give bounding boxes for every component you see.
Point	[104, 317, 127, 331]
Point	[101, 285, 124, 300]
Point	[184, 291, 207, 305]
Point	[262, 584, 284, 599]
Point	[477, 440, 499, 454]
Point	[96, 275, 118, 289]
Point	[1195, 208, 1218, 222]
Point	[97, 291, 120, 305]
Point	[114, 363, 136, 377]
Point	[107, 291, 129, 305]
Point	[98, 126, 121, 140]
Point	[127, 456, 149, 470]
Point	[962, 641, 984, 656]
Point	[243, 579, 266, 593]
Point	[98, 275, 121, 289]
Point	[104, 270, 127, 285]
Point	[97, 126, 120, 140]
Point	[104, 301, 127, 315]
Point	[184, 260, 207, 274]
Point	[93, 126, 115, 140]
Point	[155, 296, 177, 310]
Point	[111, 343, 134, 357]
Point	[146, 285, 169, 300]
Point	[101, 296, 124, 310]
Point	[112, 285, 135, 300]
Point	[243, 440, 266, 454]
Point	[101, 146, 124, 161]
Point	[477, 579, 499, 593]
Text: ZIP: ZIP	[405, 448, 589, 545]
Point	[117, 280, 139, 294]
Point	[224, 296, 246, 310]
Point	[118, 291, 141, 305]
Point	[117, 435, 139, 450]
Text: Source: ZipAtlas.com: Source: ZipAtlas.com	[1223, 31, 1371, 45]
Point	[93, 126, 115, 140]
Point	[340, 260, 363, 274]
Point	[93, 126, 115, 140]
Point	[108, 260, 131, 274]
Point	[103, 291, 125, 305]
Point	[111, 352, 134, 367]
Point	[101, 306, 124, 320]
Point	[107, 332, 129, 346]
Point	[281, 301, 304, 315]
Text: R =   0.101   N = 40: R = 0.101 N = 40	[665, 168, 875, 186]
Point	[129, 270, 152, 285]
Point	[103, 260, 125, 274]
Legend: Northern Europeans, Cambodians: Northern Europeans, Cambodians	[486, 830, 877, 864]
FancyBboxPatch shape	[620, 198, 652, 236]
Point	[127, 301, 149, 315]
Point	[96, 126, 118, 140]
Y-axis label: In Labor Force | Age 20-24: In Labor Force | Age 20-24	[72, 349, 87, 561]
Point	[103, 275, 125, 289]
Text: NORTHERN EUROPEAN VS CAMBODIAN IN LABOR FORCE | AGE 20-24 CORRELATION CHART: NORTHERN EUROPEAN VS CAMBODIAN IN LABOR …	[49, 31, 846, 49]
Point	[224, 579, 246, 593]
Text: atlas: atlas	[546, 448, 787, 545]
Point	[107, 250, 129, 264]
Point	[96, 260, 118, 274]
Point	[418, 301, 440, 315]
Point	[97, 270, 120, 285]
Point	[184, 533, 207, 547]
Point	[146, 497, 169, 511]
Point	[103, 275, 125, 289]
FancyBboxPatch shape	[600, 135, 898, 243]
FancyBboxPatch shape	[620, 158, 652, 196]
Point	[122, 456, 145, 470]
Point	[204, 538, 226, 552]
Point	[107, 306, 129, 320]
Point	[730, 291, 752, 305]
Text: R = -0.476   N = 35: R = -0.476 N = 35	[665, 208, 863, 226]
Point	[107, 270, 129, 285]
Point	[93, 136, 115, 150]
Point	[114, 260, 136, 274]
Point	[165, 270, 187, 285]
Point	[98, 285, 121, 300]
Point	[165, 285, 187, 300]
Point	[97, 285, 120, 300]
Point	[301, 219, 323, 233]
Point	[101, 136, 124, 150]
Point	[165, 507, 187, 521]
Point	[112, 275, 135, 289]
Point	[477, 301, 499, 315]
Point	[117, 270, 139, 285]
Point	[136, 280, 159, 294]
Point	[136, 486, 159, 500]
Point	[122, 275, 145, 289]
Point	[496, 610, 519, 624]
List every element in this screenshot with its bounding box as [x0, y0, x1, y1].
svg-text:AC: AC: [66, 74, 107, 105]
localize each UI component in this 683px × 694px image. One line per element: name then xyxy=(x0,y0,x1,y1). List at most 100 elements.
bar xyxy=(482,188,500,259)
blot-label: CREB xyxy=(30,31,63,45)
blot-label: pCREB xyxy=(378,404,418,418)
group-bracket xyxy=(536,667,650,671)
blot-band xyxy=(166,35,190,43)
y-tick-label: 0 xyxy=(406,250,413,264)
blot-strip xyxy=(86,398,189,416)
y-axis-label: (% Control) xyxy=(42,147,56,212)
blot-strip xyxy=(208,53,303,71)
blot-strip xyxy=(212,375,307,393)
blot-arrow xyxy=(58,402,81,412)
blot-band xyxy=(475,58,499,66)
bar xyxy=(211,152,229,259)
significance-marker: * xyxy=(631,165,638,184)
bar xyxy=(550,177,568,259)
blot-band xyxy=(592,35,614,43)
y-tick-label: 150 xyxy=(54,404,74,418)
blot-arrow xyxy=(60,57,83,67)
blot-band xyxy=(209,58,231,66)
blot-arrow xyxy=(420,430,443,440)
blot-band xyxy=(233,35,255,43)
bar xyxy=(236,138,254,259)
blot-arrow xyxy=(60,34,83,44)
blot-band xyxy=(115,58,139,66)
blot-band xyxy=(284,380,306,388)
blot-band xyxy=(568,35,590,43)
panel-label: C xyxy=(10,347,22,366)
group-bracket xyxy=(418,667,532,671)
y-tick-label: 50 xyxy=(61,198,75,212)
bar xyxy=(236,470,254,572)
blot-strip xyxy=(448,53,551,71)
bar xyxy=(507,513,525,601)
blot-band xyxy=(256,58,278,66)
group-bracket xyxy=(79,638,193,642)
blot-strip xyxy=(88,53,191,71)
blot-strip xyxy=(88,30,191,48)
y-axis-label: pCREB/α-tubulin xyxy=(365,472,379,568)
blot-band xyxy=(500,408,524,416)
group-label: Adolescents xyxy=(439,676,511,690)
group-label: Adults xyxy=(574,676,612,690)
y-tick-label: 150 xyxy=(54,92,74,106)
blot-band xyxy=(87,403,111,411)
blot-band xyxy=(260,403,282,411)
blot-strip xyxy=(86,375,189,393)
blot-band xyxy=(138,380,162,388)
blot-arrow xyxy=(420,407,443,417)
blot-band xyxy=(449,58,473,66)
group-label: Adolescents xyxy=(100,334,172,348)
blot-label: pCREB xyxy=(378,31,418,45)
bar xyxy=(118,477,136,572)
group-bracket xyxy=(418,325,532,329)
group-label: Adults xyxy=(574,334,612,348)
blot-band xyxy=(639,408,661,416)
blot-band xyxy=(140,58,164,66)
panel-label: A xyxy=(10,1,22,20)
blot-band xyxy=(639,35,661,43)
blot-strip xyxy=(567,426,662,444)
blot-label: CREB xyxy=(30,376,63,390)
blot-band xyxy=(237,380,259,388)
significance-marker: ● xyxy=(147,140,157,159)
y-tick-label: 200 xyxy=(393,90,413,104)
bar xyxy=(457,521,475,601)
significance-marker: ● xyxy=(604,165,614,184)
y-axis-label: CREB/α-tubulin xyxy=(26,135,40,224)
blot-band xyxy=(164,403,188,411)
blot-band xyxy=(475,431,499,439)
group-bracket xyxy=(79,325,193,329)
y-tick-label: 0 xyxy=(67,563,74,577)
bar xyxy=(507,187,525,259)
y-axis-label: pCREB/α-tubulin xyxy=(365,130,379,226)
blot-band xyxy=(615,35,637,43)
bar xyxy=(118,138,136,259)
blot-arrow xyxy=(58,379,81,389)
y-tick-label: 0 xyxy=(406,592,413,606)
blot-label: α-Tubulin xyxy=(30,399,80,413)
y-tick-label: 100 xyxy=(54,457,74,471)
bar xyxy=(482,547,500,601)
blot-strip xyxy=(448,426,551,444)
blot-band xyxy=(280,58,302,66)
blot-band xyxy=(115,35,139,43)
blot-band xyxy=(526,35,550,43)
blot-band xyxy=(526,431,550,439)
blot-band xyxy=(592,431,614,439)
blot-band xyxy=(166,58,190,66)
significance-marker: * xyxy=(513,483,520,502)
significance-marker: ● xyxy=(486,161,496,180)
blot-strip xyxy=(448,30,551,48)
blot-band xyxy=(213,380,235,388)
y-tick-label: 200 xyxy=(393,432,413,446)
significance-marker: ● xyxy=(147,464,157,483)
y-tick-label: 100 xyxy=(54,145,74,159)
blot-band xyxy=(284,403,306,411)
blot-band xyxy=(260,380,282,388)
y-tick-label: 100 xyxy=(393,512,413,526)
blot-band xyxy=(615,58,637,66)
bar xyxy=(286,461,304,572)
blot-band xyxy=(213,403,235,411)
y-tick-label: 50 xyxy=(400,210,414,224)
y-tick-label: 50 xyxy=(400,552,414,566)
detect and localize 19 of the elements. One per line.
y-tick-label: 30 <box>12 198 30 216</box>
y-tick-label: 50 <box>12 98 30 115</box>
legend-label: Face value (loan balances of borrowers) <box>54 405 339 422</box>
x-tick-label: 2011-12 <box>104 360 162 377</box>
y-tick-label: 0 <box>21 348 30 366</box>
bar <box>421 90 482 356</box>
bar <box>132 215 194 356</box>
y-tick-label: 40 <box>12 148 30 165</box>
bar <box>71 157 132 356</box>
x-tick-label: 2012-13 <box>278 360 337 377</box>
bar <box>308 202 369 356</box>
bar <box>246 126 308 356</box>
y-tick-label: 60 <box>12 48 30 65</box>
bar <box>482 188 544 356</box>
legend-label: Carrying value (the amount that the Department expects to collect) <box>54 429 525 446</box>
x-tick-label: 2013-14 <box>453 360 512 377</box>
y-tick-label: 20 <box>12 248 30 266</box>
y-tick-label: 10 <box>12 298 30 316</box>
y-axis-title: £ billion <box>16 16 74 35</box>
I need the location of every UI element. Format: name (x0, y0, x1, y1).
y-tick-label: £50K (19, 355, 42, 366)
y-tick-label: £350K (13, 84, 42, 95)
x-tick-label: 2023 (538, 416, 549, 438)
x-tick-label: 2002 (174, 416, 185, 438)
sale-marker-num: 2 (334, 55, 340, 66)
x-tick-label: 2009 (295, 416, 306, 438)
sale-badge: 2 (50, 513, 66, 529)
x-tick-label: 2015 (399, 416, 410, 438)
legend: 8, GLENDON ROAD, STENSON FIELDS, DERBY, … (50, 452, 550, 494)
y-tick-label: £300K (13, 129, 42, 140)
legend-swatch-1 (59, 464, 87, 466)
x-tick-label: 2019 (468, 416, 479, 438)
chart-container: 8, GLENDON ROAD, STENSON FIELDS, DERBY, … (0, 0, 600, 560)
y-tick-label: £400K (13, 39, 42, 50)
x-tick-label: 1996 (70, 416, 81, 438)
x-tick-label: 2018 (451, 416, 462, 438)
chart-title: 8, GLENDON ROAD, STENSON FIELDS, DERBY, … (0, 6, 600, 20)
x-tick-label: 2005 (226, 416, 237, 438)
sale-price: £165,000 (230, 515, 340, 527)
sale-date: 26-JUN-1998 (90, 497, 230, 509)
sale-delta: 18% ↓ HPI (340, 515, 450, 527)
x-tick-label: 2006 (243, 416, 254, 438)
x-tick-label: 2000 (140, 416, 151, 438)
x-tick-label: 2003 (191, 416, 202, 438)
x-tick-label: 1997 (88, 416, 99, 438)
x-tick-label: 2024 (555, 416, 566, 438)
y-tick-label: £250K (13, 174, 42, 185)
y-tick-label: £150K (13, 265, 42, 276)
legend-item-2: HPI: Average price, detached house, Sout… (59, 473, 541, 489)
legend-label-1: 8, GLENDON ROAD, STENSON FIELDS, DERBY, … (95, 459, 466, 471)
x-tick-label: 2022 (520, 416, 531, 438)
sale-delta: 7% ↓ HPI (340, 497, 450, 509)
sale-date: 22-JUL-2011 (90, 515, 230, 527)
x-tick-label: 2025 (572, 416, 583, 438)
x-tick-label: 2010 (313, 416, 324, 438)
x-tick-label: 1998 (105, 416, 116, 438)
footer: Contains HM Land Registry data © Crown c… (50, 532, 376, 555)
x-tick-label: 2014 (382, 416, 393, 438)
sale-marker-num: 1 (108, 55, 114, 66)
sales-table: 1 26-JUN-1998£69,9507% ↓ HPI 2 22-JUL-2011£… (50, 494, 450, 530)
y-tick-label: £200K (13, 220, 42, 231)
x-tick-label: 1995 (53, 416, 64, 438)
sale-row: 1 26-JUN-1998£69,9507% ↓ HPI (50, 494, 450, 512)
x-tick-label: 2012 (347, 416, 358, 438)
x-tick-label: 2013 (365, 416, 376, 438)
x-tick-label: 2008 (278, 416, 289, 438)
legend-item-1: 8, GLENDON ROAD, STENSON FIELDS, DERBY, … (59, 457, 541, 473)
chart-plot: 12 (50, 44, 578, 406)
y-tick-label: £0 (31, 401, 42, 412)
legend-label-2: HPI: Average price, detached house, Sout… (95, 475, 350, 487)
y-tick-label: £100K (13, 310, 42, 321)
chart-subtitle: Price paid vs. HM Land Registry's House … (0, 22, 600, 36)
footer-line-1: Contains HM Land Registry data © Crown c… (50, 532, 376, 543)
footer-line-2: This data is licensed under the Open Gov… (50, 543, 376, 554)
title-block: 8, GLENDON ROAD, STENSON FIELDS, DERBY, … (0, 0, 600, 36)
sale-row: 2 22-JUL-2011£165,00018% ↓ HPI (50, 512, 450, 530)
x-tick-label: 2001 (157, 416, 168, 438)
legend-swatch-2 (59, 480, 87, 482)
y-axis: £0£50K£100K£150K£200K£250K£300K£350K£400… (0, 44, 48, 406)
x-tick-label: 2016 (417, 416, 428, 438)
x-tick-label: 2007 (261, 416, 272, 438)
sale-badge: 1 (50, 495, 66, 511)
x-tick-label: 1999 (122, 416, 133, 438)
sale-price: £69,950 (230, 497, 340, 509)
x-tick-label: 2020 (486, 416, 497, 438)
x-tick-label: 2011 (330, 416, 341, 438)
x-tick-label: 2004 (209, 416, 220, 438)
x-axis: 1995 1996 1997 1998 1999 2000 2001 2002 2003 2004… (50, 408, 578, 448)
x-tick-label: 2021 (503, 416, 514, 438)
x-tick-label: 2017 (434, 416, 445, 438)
#####
### Given task
Collect each line of the data above that contains the string "delta", treating uppercase and lowercase letters as different.

### Solution for this exercise
sale-delta: 18% ↓ HPI (340, 515, 450, 527)
sale-delta: 7% ↓ HPI (340, 497, 450, 509)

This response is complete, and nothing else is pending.